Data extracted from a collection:

____________

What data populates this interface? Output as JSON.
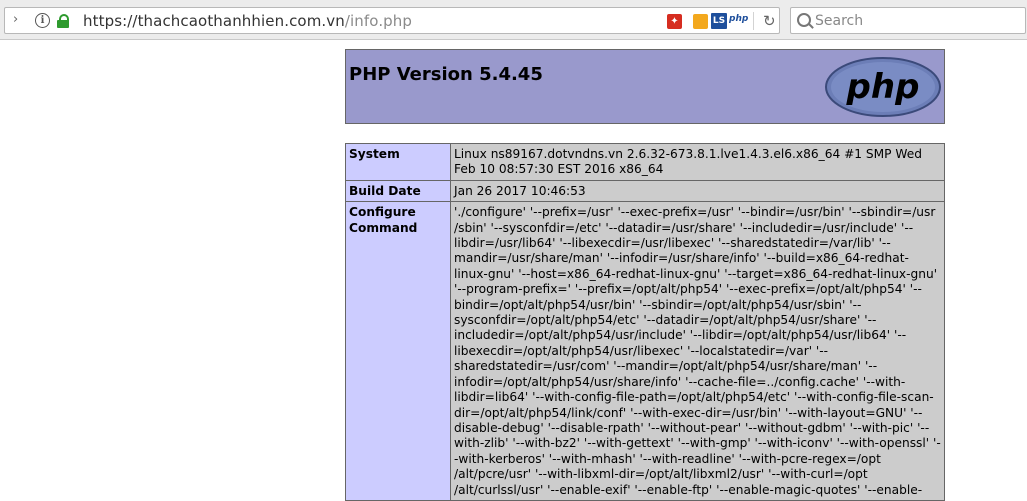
{
  "browser": {
    "url_host": "https://thachcaothanhhien.com.vn",
    "url_path": "/info.php",
    "search_placeholder": "Search",
    "extension_label": "php",
    "extension_ls": "LS"
  },
  "header": {
    "title": "PHP Version 5.4.45",
    "logo_text": "php"
  },
  "rows": [
    {
      "key": "System",
      "value": "Linux ns89167.dotvndns.vn 2.6.32-673.8.1.lve1.4.3.el6.x86_64 #1 SMP Wed Feb 10 08:57:30 EST 2016 x86_64"
    },
    {
      "key": "Build Date",
      "value": "Jan 26 2017 10:46:53"
    },
    {
      "key": "Configure Command",
      "value": "'./configure' '--prefix=/usr' '--exec-prefix=/usr' '--bindir=/usr/bin' '--sbindir=/usr /sbin' '--sysconfdir=/etc' '--datadir=/usr/share' '--includedir=/usr/include' '--libdir=/usr/lib64' '--libexecdir=/usr/libexec' '--sharedstatedir=/var/lib' '--mandir=/usr/share/man' '--infodir=/usr/share/info' '--build=x86_64-redhat-linux-gnu' '--host=x86_64-redhat-linux-gnu' '--target=x86_64-redhat-linux-gnu' '--program-prefix=' '--prefix=/opt/alt/php54' '--exec-prefix=/opt/alt/php54' '--bindir=/opt/alt/php54/usr/bin' '--sbindir=/opt/alt/php54/usr/sbin' '--sysconfdir=/opt/alt/php54/etc' '--datadir=/opt/alt/php54/usr/share' '--includedir=/opt/alt/php54/usr/include' '--libdir=/opt/alt/php54/usr/lib64' '--libexecdir=/opt/alt/php54/usr/libexec' '--localstatedir=/var' '--sharedstatedir=/usr/com' '--mandir=/opt/alt/php54/usr/share/man' '--infodir=/opt/alt/php54/usr/share/info' '--cache-file=../config.cache' '--with-libdir=lib64' '--with-config-file-path=/opt/alt/php54/etc' '--with-config-file-scan-dir=/opt/alt/php54/link/conf' '--with-exec-dir=/usr/bin' '--with-layout=GNU' '--disable-debug' '--disable-rpath' '--without-pear' '--without-gdbm' '--with-pic' '--with-zlib' '--with-bz2' '--with-gettext' '--with-gmp' '--with-iconv' '--with-openssl' '--with-kerberos' '--with-mhash' '--with-readline' '--with-pcre-regex=/opt /alt/pcre/usr' '--with-libxml-dir=/opt/alt/libxml2/usr' '--with-curl=/opt /alt/curlssl/usr' '--enable-exif' '--enable-ftp' '--enable-magic-quotes' '--enable-"
    }
  ]
}
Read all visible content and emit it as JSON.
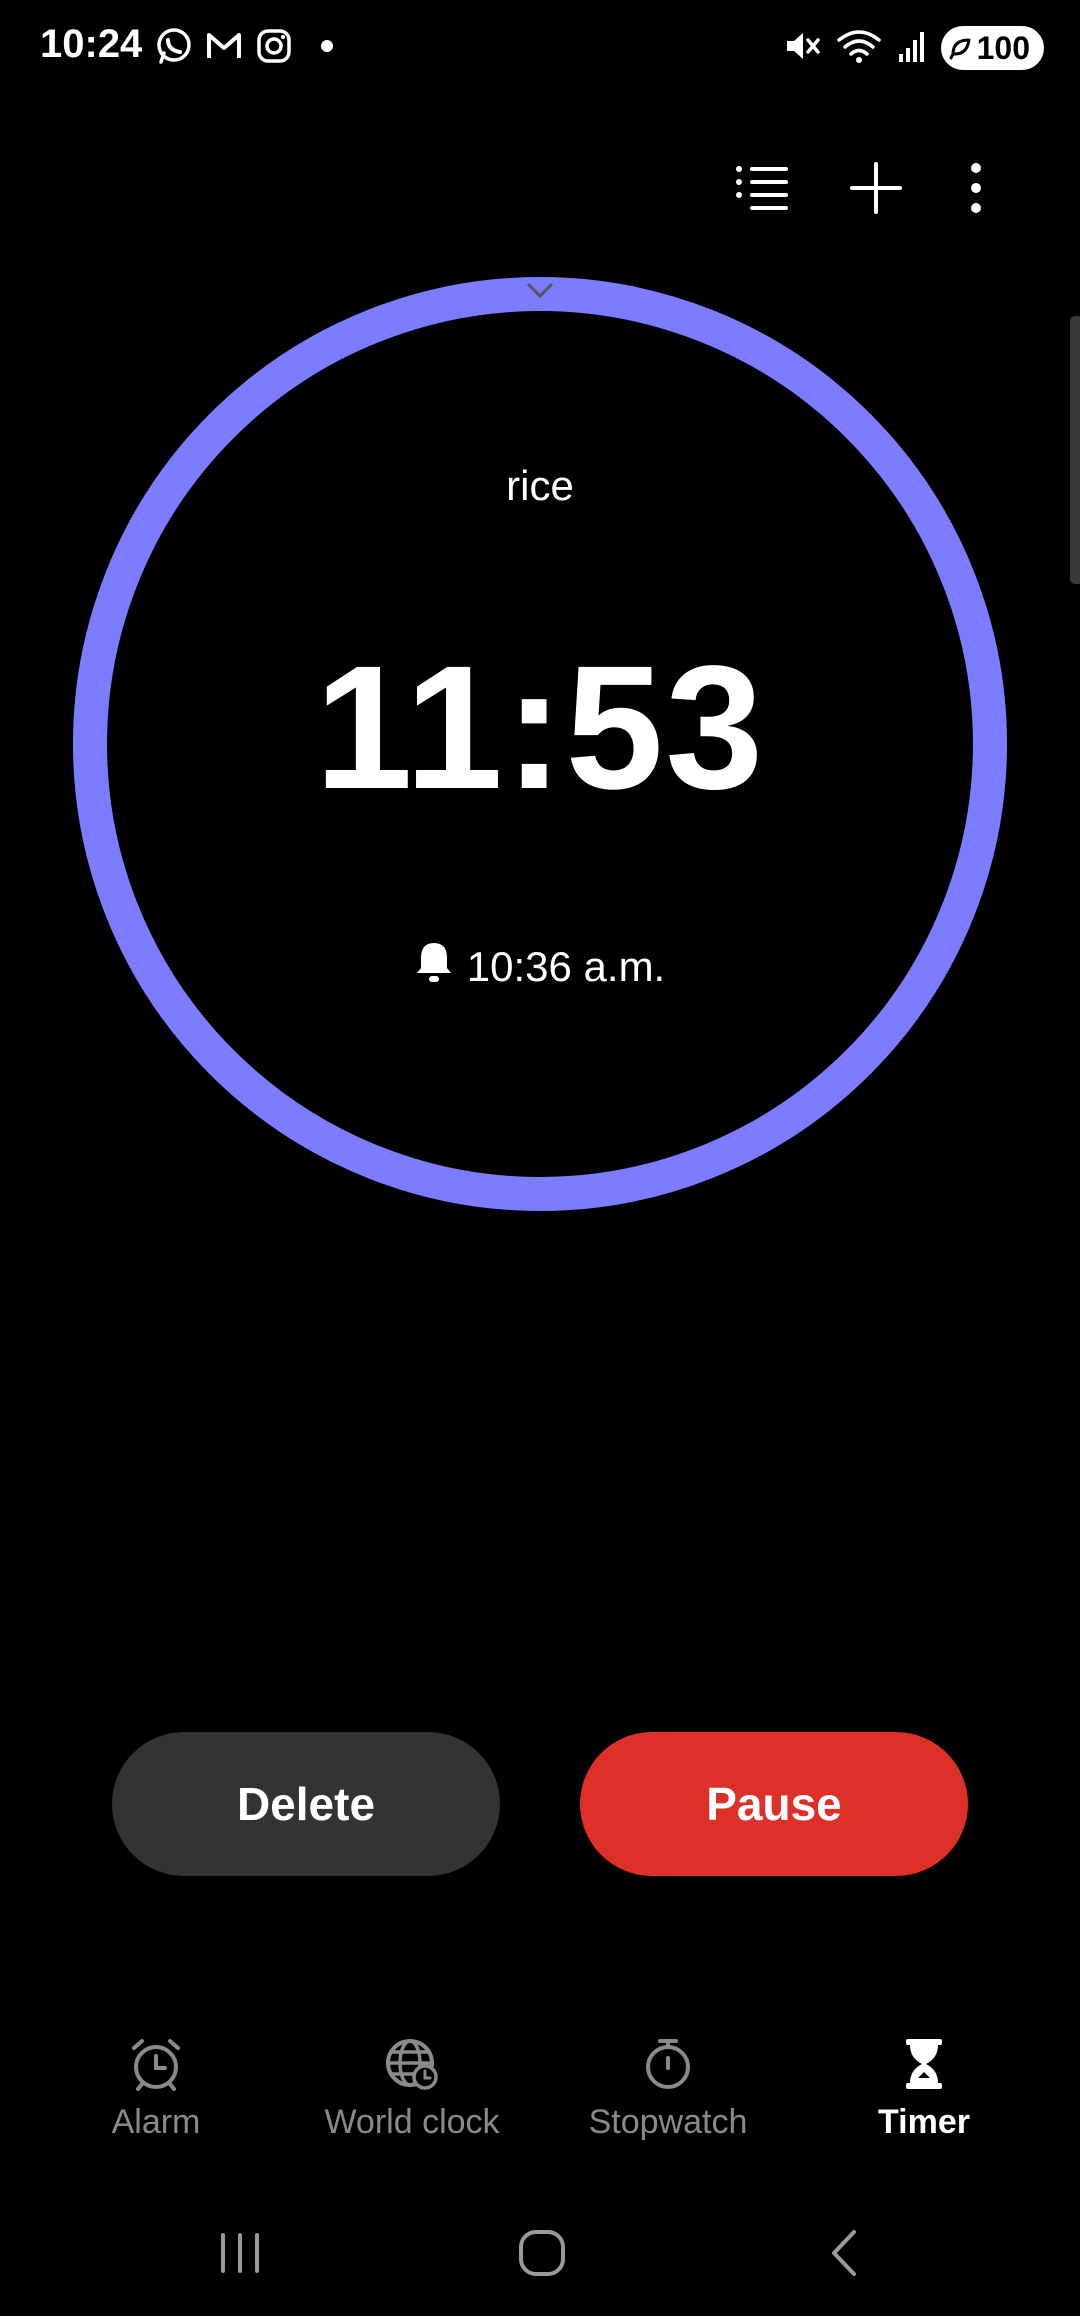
{
  "status_bar": {
    "time": "10:24",
    "battery": "100",
    "notification_icons": [
      "whatsapp-icon",
      "gmail-icon",
      "instagram-icon",
      "more-notifications-dot"
    ],
    "system_icons": [
      "mute-icon",
      "wifi-icon",
      "signal-icon",
      "battery-icon"
    ]
  },
  "toolbar": {
    "icons": [
      "list-icon",
      "add-icon",
      "more-vert-icon"
    ]
  },
  "timer": {
    "label": "rice",
    "remaining": "11:53",
    "end_time": "10:36 a.m.",
    "progress_fraction": 1.0,
    "ring_color": "#7b7cff"
  },
  "actions": {
    "delete_label": "Delete",
    "pause_label": "Pause",
    "pause_color": "#dd3028"
  },
  "bottom_nav": {
    "items": [
      {
        "label": "Alarm",
        "icon": "alarm-icon",
        "active": false
      },
      {
        "label": "World clock",
        "icon": "globe-icon",
        "active": false
      },
      {
        "label": "Stopwatch",
        "icon": "stopwatch-icon",
        "active": false
      },
      {
        "label": "Timer",
        "icon": "hourglass-icon",
        "active": true
      }
    ]
  },
  "system_nav": {
    "icons": [
      "recents-icon",
      "home-icon",
      "back-icon"
    ]
  }
}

____________

### Given instruction
Reproduce all of the data exactly; the pictures do not belong in the copy.

### Response
What data populates this interface? Output as JSON.
{
  "browser": {
    "url_host": "https://thachcaothanhhien.com.vn",
    "url_path": "/info.php",
    "search_placeholder": "Search",
    "extension_label": "php",
    "extension_ls": "LS"
  },
  "header": {
    "title": "PHP Version 5.4.45",
    "logo_text": "php"
  },
  "rows": [
    {
      "key": "System",
      "value": "Linux ns89167.dotvndns.vn 2.6.32-673.8.1.lve1.4.3.el6.x86_64 #1 SMP Wed Feb 10 08:57:30 EST 2016 x86_64"
    },
    {
      "key": "Build Date",
      "value": "Jan 26 2017 10:46:53"
    },
    {
      "key": "Configure Command",
      "value": "'./configure' '--prefix=/usr' '--exec-prefix=/usr' '--bindir=/usr/bin' '--sbindir=/usr /sbin' '--sysconfdir=/etc' '--datadir=/usr/share' '--includedir=/usr/include' '--libdir=/usr/lib64' '--libexecdir=/usr/libexec' '--sharedstatedir=/var/lib' '--mandir=/usr/share/man' '--infodir=/usr/share/info' '--build=x86_64-redhat-linux-gnu' '--host=x86_64-redhat-linux-gnu' '--target=x86_64-redhat-linux-gnu' '--program-prefix=' '--prefix=/opt/alt/php54' '--exec-prefix=/opt/alt/php54' '--bindir=/opt/alt/php54/usr/bin' '--sbindir=/opt/alt/php54/usr/sbin' '--sysconfdir=/opt/alt/php54/etc' '--datadir=/opt/alt/php54/usr/share' '--includedir=/opt/alt/php54/usr/include' '--libdir=/opt/alt/php54/usr/lib64' '--libexecdir=/opt/alt/php54/usr/libexec' '--localstatedir=/var' '--sharedstatedir=/usr/com' '--mandir=/opt/alt/php54/usr/share/man' '--infodir=/opt/alt/php54/usr/share/info' '--cache-file=../config.cache' '--with-libdir=lib64' '--with-config-file-path=/opt/alt/php54/etc' '--with-config-file-scan-dir=/opt/alt/php54/link/conf' '--with-exec-dir=/usr/bin' '--with-layout=GNU' '--disable-debug' '--disable-rpath' '--without-pear' '--without-gdbm' '--with-pic' '--with-zlib' '--with-bz2' '--with-gettext' '--with-gmp' '--with-iconv' '--with-openssl' '--with-kerberos' '--with-mhash' '--with-readline' '--with-pcre-regex=/opt /alt/pcre/usr' '--with-libxml-dir=/opt/alt/libxml2/usr' '--with-curl=/opt /alt/curlssl/usr' '--enable-exif' '--enable-ftp' '--enable-magic-quotes' '--enable-"
    }
  ]
}
Read all visible content and emit it as JSON.
{
  "status_bar": {
    "time": "10:24",
    "battery": "100",
    "notification_icons": [
      "whatsapp-icon",
      "gmail-icon",
      "instagram-icon",
      "more-notifications-dot"
    ],
    "system_icons": [
      "mute-icon",
      "wifi-icon",
      "signal-icon",
      "battery-icon"
    ]
  },
  "toolbar": {
    "icons": [
      "list-icon",
      "add-icon",
      "more-vert-icon"
    ]
  },
  "timer": {
    "label": "rice",
    "remaining": "11:53",
    "end_time": "10:36 a.m.",
    "progress_fraction": 1.0,
    "ring_color": "#7b7cff"
  },
  "actions": {
    "delete_label": "Delete",
    "pause_label": "Pause",
    "pause_color": "#dd3028"
  },
  "bottom_nav": {
    "items": [
      {
        "label": "Alarm",
        "icon": "alarm-icon",
        "active": false
      },
      {
        "label": "World clock",
        "icon": "globe-icon",
        "active": false
      },
      {
        "label": "Stopwatch",
        "icon": "stopwatch-icon",
        "active": false
      },
      {
        "label": "Timer",
        "icon": "hourglass-icon",
        "active": true
      }
    ]
  },
  "system_nav": {
    "icons": [
      "recents-icon",
      "home-icon",
      "back-icon"
    ]
  }
}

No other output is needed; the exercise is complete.